Exercise -
Return every entry exactly as written.

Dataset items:
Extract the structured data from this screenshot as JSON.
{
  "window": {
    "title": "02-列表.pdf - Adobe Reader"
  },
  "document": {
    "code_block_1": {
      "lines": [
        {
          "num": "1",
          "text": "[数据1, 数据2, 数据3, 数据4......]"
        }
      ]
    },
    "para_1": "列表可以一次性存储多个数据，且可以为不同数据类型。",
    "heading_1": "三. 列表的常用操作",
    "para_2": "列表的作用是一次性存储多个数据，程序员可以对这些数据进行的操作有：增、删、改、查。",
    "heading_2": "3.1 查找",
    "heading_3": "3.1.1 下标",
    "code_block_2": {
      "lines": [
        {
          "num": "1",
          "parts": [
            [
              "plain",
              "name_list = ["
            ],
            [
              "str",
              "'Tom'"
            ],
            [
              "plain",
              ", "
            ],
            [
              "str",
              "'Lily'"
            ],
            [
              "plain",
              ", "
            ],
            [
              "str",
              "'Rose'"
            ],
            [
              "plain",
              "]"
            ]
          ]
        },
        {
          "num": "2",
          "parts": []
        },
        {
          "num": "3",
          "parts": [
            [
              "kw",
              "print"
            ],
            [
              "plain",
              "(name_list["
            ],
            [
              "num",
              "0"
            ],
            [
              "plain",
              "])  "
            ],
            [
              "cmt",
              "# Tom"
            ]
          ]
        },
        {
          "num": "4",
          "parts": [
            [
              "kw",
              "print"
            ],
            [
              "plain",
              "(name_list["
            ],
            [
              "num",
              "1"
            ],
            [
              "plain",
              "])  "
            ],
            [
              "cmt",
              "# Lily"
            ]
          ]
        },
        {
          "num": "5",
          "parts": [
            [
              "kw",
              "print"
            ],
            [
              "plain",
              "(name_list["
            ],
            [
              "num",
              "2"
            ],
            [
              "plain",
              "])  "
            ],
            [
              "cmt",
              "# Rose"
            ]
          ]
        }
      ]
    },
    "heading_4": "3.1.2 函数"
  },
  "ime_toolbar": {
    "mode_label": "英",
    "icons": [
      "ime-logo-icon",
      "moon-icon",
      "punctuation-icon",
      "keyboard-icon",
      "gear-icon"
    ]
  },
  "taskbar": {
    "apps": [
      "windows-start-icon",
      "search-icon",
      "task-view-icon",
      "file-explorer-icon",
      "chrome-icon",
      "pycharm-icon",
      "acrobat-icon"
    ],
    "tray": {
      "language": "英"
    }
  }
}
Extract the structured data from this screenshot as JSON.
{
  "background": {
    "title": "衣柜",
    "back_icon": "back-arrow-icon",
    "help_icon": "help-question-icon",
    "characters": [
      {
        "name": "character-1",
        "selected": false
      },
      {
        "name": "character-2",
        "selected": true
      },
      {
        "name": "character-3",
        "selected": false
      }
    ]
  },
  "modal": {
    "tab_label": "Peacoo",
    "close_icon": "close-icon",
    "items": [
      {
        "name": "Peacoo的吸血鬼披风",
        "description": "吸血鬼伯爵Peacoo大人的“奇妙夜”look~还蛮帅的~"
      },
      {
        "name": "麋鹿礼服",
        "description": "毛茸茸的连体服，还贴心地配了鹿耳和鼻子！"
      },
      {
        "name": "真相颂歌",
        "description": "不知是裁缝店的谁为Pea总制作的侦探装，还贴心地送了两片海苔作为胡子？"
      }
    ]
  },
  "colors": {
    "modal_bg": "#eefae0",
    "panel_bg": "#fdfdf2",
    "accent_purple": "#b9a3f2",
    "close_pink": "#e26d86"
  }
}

Complete answer -
Extract the structured data from this screenshot as JSON.
{
  "window": {
    "title": "02-列表.pdf - Adobe Reader"
  },
  "document": {
    "code_block_1": {
      "lines": [
        {
          "num": "1",
          "text": "[数据1, 数据2, 数据3, 数据4......]"
        }
      ]
    },
    "para_1": "列表可以一次性存储多个数据，且可以为不同数据类型。",
    "heading_1": "三. 列表的常用操作",
    "para_2": "列表的作用是一次性存储多个数据，程序员可以对这些数据进行的操作有：增、删、改、查。",
    "heading_2": "3.1 查找",
    "heading_3": "3.1.1 下标",
    "code_block_2": {
      "lines": [
        {
          "num": "1",
          "parts": [
            [
              "plain",
              "name_list = ["
            ],
            [
              "str",
              "'Tom'"
            ],
            [
              "plain",
              ", "
            ],
            [
              "str",
              "'Lily'"
            ],
            [
              "plain",
              ", "
            ],
            [
              "str",
              "'Rose'"
            ],
            [
              "plain",
              "]"
            ]
          ]
        },
        {
          "num": "2",
          "parts": []
        },
        {
          "num": "3",
          "parts": [
            [
              "kw",
              "print"
            ],
            [
              "plain",
              "(name_list["
            ],
            [
              "num",
              "0"
            ],
            [
              "plain",
              "])  "
            ],
            [
              "cmt",
              "# Tom"
            ]
          ]
        },
        {
          "num": "4",
          "parts": [
            [
              "kw",
              "print"
            ],
            [
              "plain",
              "(name_list["
            ],
            [
              "num",
              "1"
            ],
            [
              "plain",
              "])  "
            ],
            [
              "cmt",
              "# Lily"
            ]
          ]
        },
        {
          "num": "5",
          "parts": [
            [
              "kw",
              "print"
            ],
            [
              "plain",
              "(name_list["
            ],
            [
              "num",
              "2"
            ],
            [
              "plain",
              "])  "
            ],
            [
              "cmt",
              "# Rose"
            ]
          ]
        }
      ]
    },
    "heading_4": "3.1.2 函数"
  },
  "ime_toolbar": {
    "mode_label": "英",
    "icons": [
      "ime-logo-icon",
      "moon-icon",
      "punctuation-icon",
      "keyboard-icon",
      "gear-icon"
    ]
  },
  "taskbar": {
    "apps": [
      "windows-start-icon",
      "search-icon",
      "task-view-icon",
      "file-explorer-icon",
      "chrome-icon",
      "pycharm-icon",
      "acrobat-icon"
    ],
    "tray": {
      "language": "英"
    }
  }
}
Extract the structured data from this screenshot as JSON.
{
  "background": {
    "title": "衣柜",
    "back_icon": "back-arrow-icon",
    "help_icon": "help-question-icon",
    "characters": [
      {
        "name": "character-1",
        "selected": false
      },
      {
        "name": "character-2",
        "selected": true
      },
      {
        "name": "character-3",
        "selected": false
      }
    ]
  },
  "modal": {
    "tab_label": "Peacoo",
    "close_icon": "close-icon",
    "items": [
      {
        "name": "Peacoo的吸血鬼披风",
        "description": "吸血鬼伯爵Peacoo大人的“奇妙夜”look~还蛮帅的~"
      },
      {
        "name": "麋鹿礼服",
        "description": "毛茸茸的连体服，还贴心地配了鹿耳和鼻子！"
      },
      {
        "name": "真相颂歌",
        "description": "不知是裁缝店的谁为Pea总制作的侦探装，还贴心地送了两片海苔作为胡子？"
      }
    ]
  },
  "colors": {
    "modal_bg": "#eefae0",
    "panel_bg": "#fdfdf2",
    "accent_purple": "#b9a3f2",
    "close_pink": "#e26d86"
  }
}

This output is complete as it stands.